## What the exercise asks
Extract every line of the material that holds the string "JSON".

## Records shown
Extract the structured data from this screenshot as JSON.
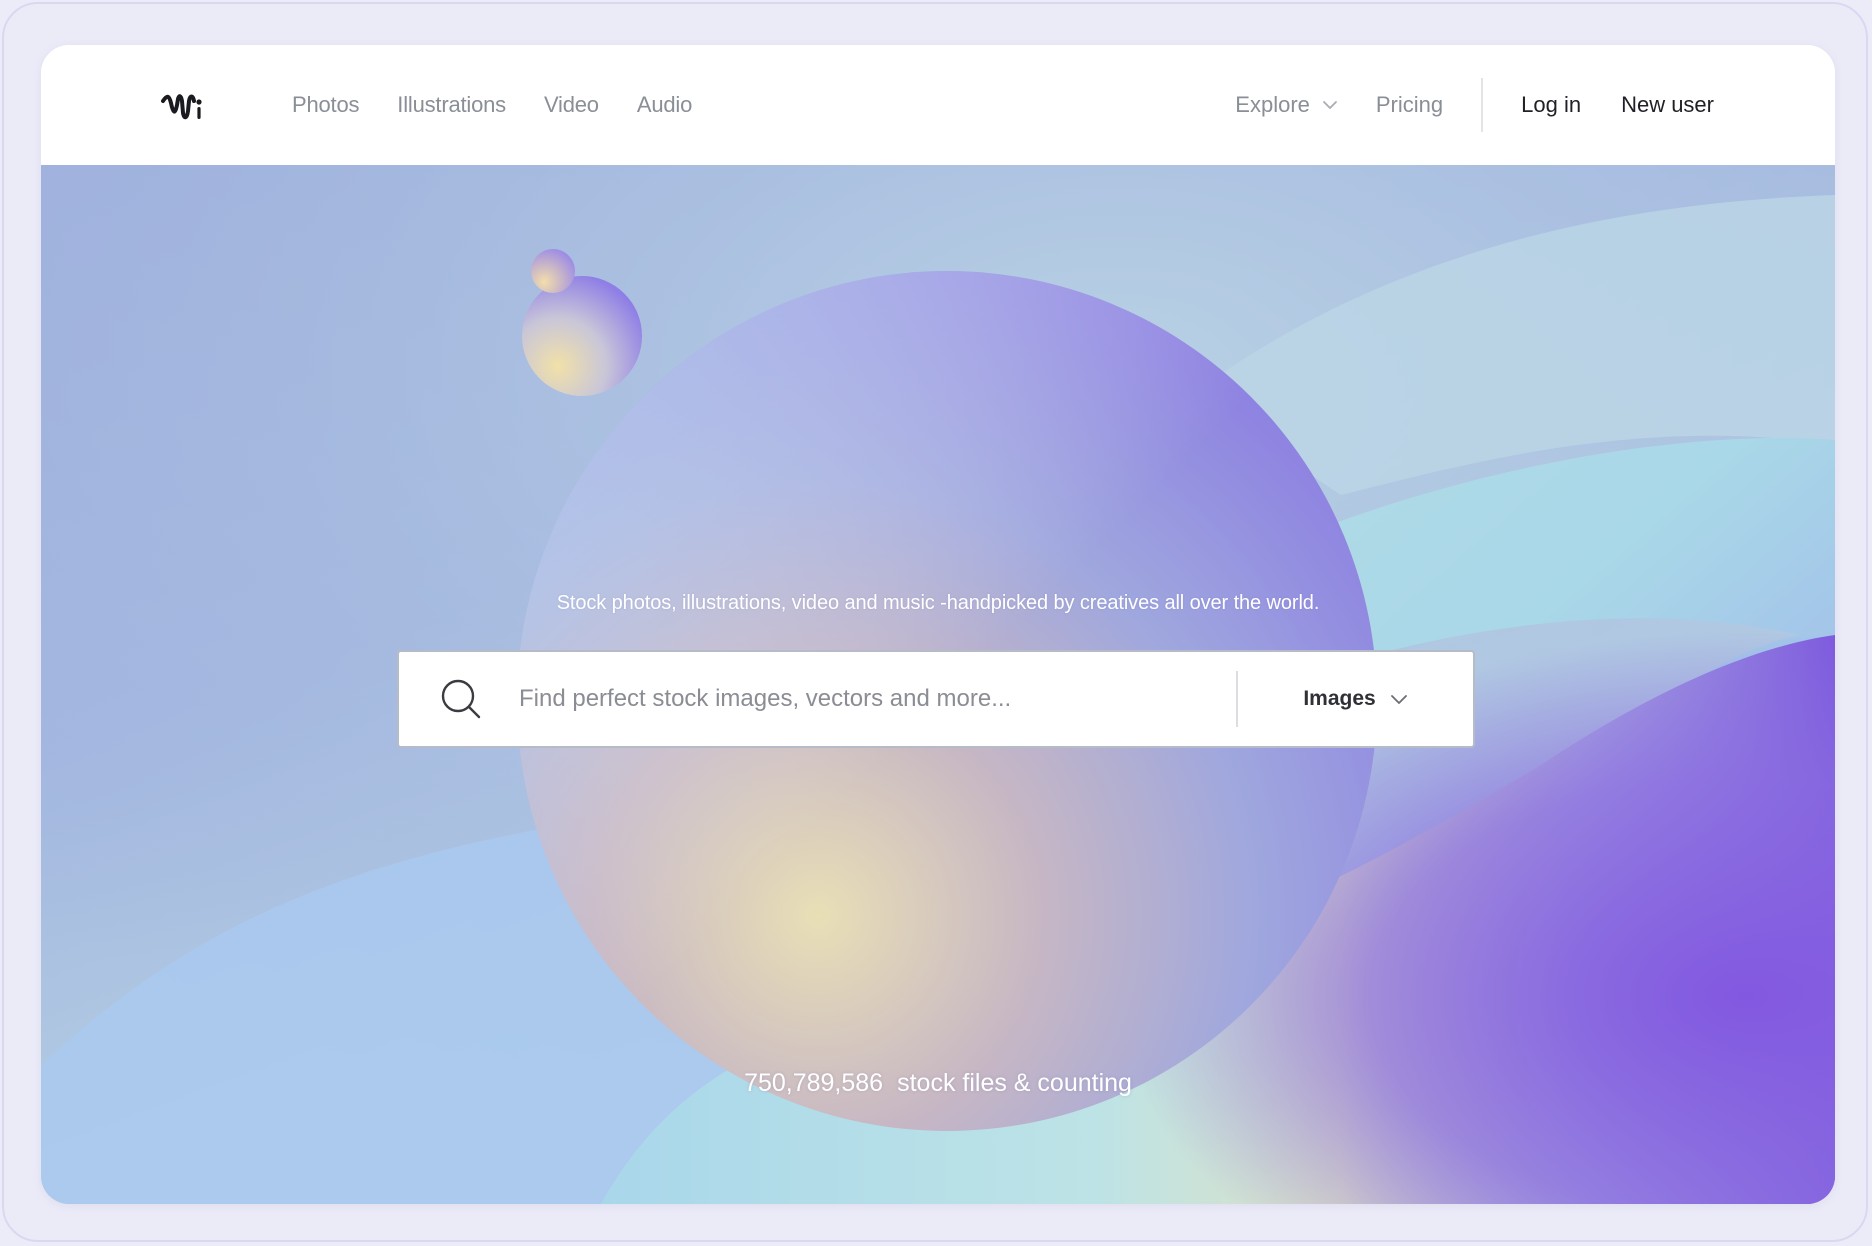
{
  "header": {
    "logo_name": "wavy-logo-icon",
    "nav_links": [
      "Photos",
      "Illustrations",
      "Video",
      "Audio"
    ],
    "explore_label": "Explore",
    "pricing_label": "Pricing",
    "login_label": "Log in",
    "new_user_label": "New user"
  },
  "hero": {
    "tagline": "Stock photos, illustrations, video and music -handpicked by creatives all over the world.",
    "search": {
      "placeholder": "Find perfect stock images, vectors and more...",
      "value": "",
      "type_selected": "Images"
    },
    "counter_number": "750,789,586",
    "counter_text": "stock files & counting"
  },
  "colors": {
    "text_muted": "#8a8e96",
    "text_dark": "#1f2126",
    "hero_purple": "#8a6fe0",
    "hero_blue": "#a3b7e0"
  }
}
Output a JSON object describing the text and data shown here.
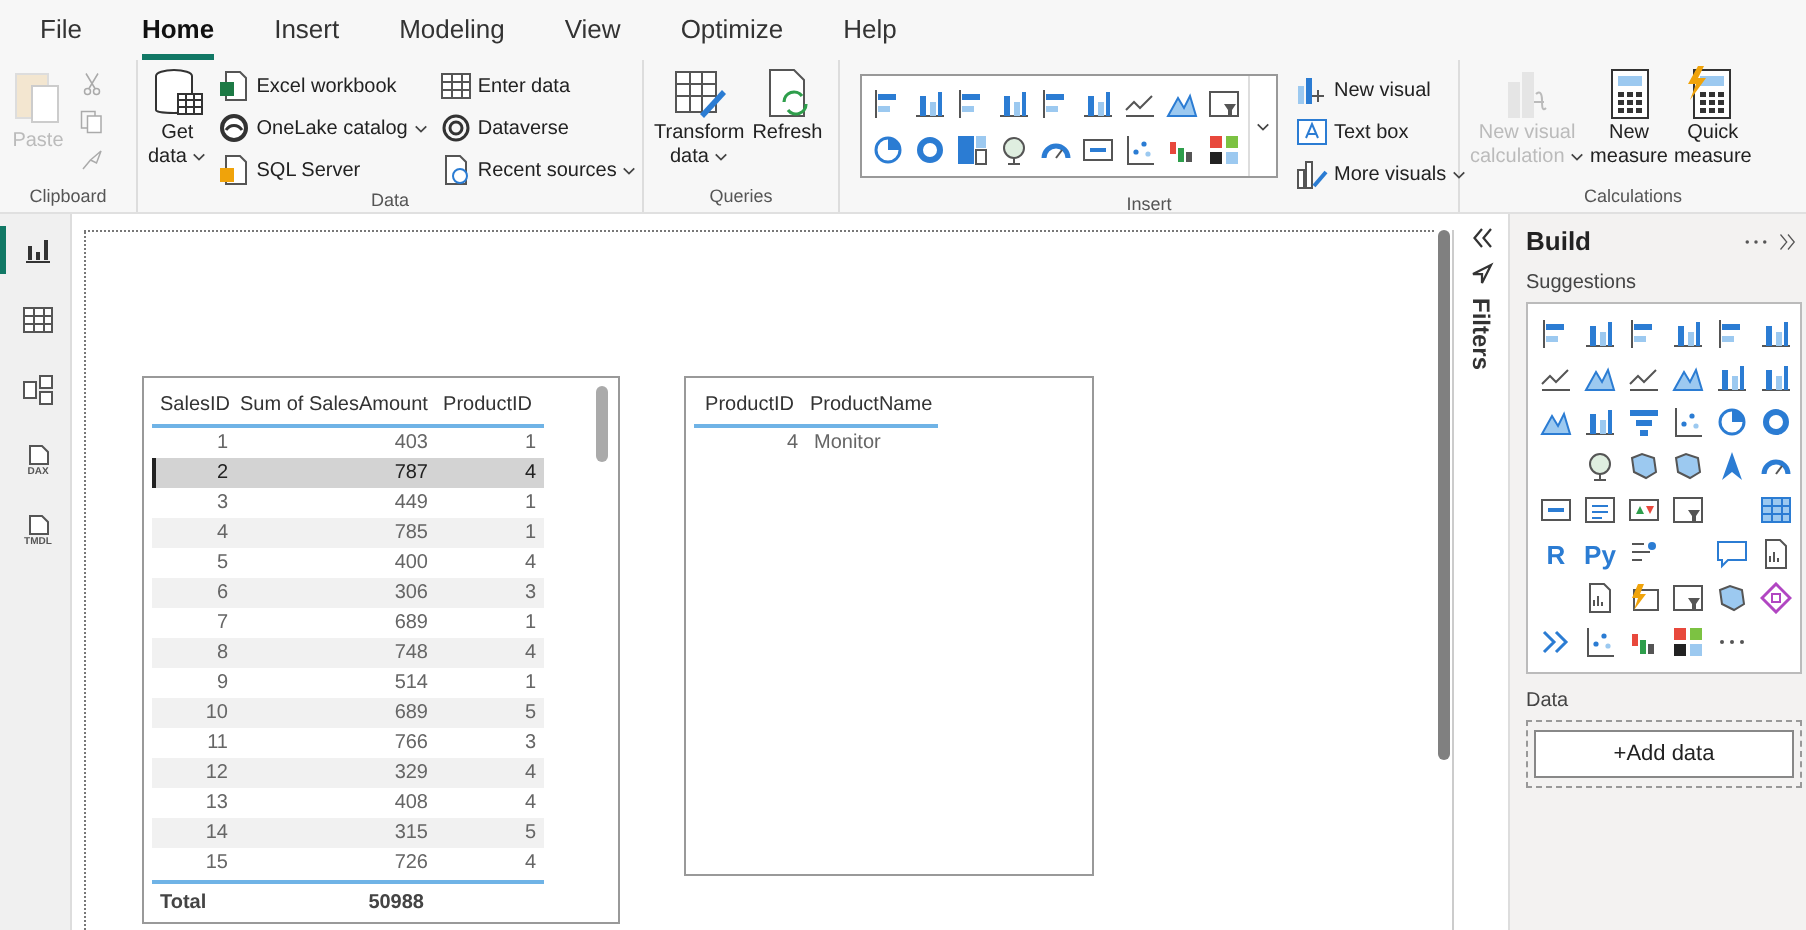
{
  "menu_tabs": [
    {
      "label": "File",
      "selected": false
    },
    {
      "label": "Home",
      "selected": true
    },
    {
      "label": "Insert",
      "selected": false
    },
    {
      "label": "Modeling",
      "selected": false
    },
    {
      "label": "View",
      "selected": false
    },
    {
      "label": "Optimize",
      "selected": false
    },
    {
      "label": "Help",
      "selected": false
    }
  ],
  "ribbon": {
    "clipboard": {
      "label": "Clipboard",
      "paste": {
        "label": "Paste",
        "disabled": true
      }
    },
    "data": {
      "label": "Data",
      "get_data": {
        "lines": [
          "Get",
          "data"
        ],
        "menu": true
      },
      "sources": [
        {
          "label": "Excel workbook",
          "menu": false
        },
        {
          "label": "OneLake catalog",
          "menu": true
        },
        {
          "label": "SQL Server",
          "menu": false
        },
        {
          "label": "Enter data",
          "menu": false
        },
        {
          "label": "Dataverse",
          "menu": false
        },
        {
          "label": "Recent sources",
          "menu": true
        }
      ]
    },
    "queries": {
      "label": "Queries",
      "buttons": [
        {
          "lines": [
            "Transform",
            "data"
          ],
          "menu": true
        },
        {
          "lines": [
            "Refresh"
          ],
          "menu": false
        }
      ]
    },
    "insert": {
      "label": "Insert",
      "actions": [
        {
          "label": "New visual",
          "menu": false
        },
        {
          "label": "Text box",
          "menu": false
        },
        {
          "label": "More visuals",
          "menu": true
        }
      ]
    },
    "calculations": {
      "label": "Calculations",
      "buttons": [
        {
          "lines": [
            "New visual",
            "calculation"
          ],
          "menu": true,
          "disabled": true
        },
        {
          "lines": [
            "New",
            "measure"
          ],
          "menu": false,
          "disabled": false
        },
        {
          "lines": [
            "Quick",
            "measure"
          ],
          "menu": false,
          "disabled": false
        }
      ]
    }
  },
  "nav": [
    {
      "selected": true
    },
    {
      "selected": false
    },
    {
      "selected": false
    },
    {
      "selected": false,
      "badge": "DAX"
    },
    {
      "selected": false,
      "badge": "TMDL"
    }
  ],
  "sales_table": {
    "columns": [
      "SalesID",
      "Sum of SalesAmount",
      "ProductID"
    ],
    "rows": [
      {
        "cells": [
          "1",
          "403",
          "1"
        ],
        "selected": false
      },
      {
        "cells": [
          "2",
          "787",
          "4"
        ],
        "selected": true
      },
      {
        "cells": [
          "3",
          "449",
          "1"
        ],
        "selected": false
      },
      {
        "cells": [
          "4",
          "785",
          "1"
        ],
        "selected": false
      },
      {
        "cells": [
          "5",
          "400",
          "4"
        ],
        "selected": false
      },
      {
        "cells": [
          "6",
          "306",
          "3"
        ],
        "selected": false
      },
      {
        "cells": [
          "7",
          "689",
          "1"
        ],
        "selected": false
      },
      {
        "cells": [
          "8",
          "748",
          "4"
        ],
        "selected": false
      },
      {
        "cells": [
          "9",
          "514",
          "1"
        ],
        "selected": false
      },
      {
        "cells": [
          "10",
          "689",
          "5"
        ],
        "selected": false
      },
      {
        "cells": [
          "11",
          "766",
          "3"
        ],
        "selected": false
      },
      {
        "cells": [
          "12",
          "329",
          "4"
        ],
        "selected": false
      },
      {
        "cells": [
          "13",
          "408",
          "4"
        ],
        "selected": false
      },
      {
        "cells": [
          "14",
          "315",
          "5"
        ],
        "selected": false
      },
      {
        "cells": [
          "15",
          "726",
          "4"
        ],
        "selected": false
      }
    ],
    "total": {
      "label": "Total",
      "sum": "50988"
    }
  },
  "product_table": {
    "columns": [
      "ProductID",
      "ProductName"
    ],
    "rows": [
      {
        "cells": [
          "4",
          "Monitor"
        ]
      }
    ]
  },
  "filters": {
    "label": "Filters"
  },
  "build": {
    "title": "Build",
    "suggestions_label": "Suggestions",
    "text_icons": [
      "R",
      "Py"
    ],
    "data_label": "Data",
    "add_button": "+Add data"
  }
}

## Output below
Extract the structured data from this screenshot as JSON.
Output a JSON object describing the text and data shown here.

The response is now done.